▶ **YOUR TASK**:
Return the whole listing, line for line, without the pictures in it.

▶ **DATASET ROWS**:
»»
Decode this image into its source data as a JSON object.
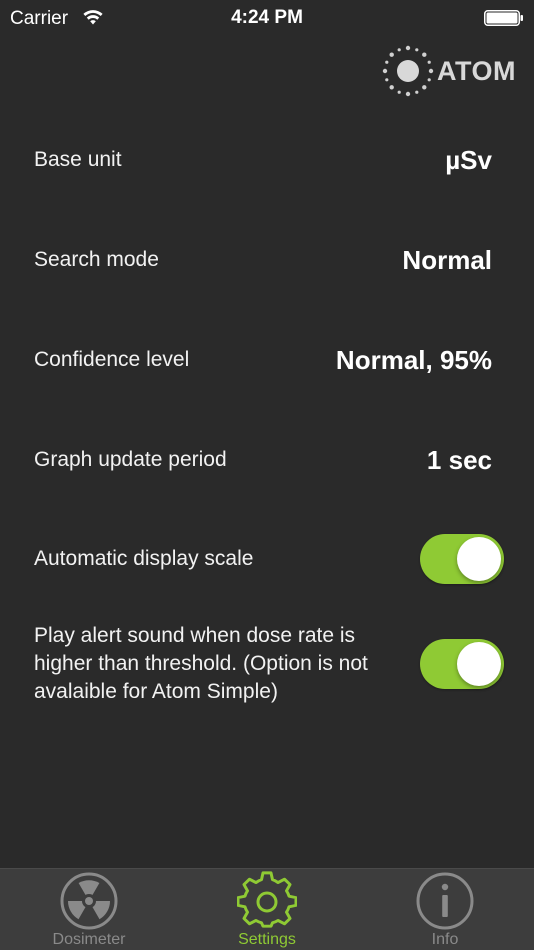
{
  "status_bar": {
    "carrier": "Carrier",
    "time": "4:24 PM"
  },
  "logo": {
    "text": "ATOM",
    "icon": "atom-logo-icon"
  },
  "settings": {
    "base_unit": {
      "label": "Base unit",
      "value": "µSv"
    },
    "search_mode": {
      "label": "Search mode",
      "value": "Normal"
    },
    "confidence_level": {
      "label": "Confidence level",
      "value": "Normal, 95%"
    },
    "graph_update_period": {
      "label": "Graph update period",
      "value": "1 sec"
    },
    "automatic_display_scale": {
      "label": "Automatic display scale",
      "on": true
    },
    "play_alert_sound": {
      "label": "Play alert sound when dose rate is higher than threshold. (Option is not avalaible for Atom Simple)",
      "on": true
    }
  },
  "tabs": [
    {
      "label": "Dosimeter",
      "icon": "radiation-icon",
      "active": false
    },
    {
      "label": "Settings",
      "icon": "gear-icon",
      "active": true
    },
    {
      "label": "Info",
      "icon": "info-icon",
      "active": false
    }
  ],
  "colors": {
    "background": "#2a2a2a",
    "accent": "#8fca34",
    "tab_bar": "#3d3d3d",
    "inactive": "#8a8a8a"
  }
}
««
▶ **THE ANSWER**:
Decode this image into its source data as a JSON object.
{
  "status_bar": {
    "carrier": "Carrier",
    "time": "4:24 PM"
  },
  "logo": {
    "text": "ATOM",
    "icon": "atom-logo-icon"
  },
  "settings": {
    "base_unit": {
      "label": "Base unit",
      "value": "µSv"
    },
    "search_mode": {
      "label": "Search mode",
      "value": "Normal"
    },
    "confidence_level": {
      "label": "Confidence level",
      "value": "Normal, 95%"
    },
    "graph_update_period": {
      "label": "Graph update period",
      "value": "1 sec"
    },
    "automatic_display_scale": {
      "label": "Automatic display scale",
      "on": true
    },
    "play_alert_sound": {
      "label": "Play alert sound when dose rate is higher than threshold. (Option is not avalaible for Atom Simple)",
      "on": true
    }
  },
  "tabs": [
    {
      "label": "Dosimeter",
      "icon": "radiation-icon",
      "active": false
    },
    {
      "label": "Settings",
      "icon": "gear-icon",
      "active": true
    },
    {
      "label": "Info",
      "icon": "info-icon",
      "active": false
    }
  ],
  "colors": {
    "background": "#2a2a2a",
    "accent": "#8fca34",
    "tab_bar": "#3d3d3d",
    "inactive": "#8a8a8a"
  }
}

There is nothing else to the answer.